◆ **EXERCISE GOAL**
Could you extract every line of the data below and reproduce each one verbatim?

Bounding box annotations
□ □ □ □

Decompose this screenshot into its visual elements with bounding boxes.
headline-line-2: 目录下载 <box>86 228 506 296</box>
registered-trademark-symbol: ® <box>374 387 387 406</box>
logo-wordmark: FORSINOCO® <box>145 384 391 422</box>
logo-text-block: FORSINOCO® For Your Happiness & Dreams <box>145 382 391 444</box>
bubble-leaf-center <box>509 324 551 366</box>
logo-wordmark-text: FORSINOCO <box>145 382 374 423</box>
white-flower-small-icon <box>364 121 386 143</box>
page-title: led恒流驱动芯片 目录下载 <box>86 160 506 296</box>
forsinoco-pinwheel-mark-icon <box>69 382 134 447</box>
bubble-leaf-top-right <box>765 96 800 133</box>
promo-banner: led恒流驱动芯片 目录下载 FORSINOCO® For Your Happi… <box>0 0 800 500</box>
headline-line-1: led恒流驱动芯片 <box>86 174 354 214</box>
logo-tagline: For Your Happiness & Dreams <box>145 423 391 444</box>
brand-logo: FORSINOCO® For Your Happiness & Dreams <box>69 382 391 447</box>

□ □ □ □

◆ **WRITTEN SOLUTION**
Decompose this screenshot into its visual elements with bounding boxes.
headline-line-2: 目录下载 <box>86 228 506 296</box>
registered-trademark-symbol: ® <box>374 387 387 406</box>
logo-wordmark: FORSINOCO® <box>145 384 391 422</box>
logo-text-block: FORSINOCO® For Your Happiness & Dreams <box>145 382 391 444</box>
bubble-leaf-center <box>509 324 551 366</box>
logo-wordmark-text: FORSINOCO <box>145 382 374 423</box>
white-flower-small-icon <box>364 121 386 143</box>
page-title: led恒流驱动芯片 目录下载 <box>86 160 506 296</box>
forsinoco-pinwheel-mark-icon <box>69 382 134 447</box>
bubble-leaf-top-right <box>765 96 800 133</box>
promo-banner: led恒流驱动芯片 目录下载 FORSINOCO® For Your Happi… <box>0 0 800 500</box>
headline-line-1: led恒流驱动芯片 <box>86 174 354 214</box>
logo-tagline: For Your Happiness & Dreams <box>145 423 391 444</box>
brand-logo: FORSINOCO® For Your Happiness & Dreams <box>69 382 391 447</box>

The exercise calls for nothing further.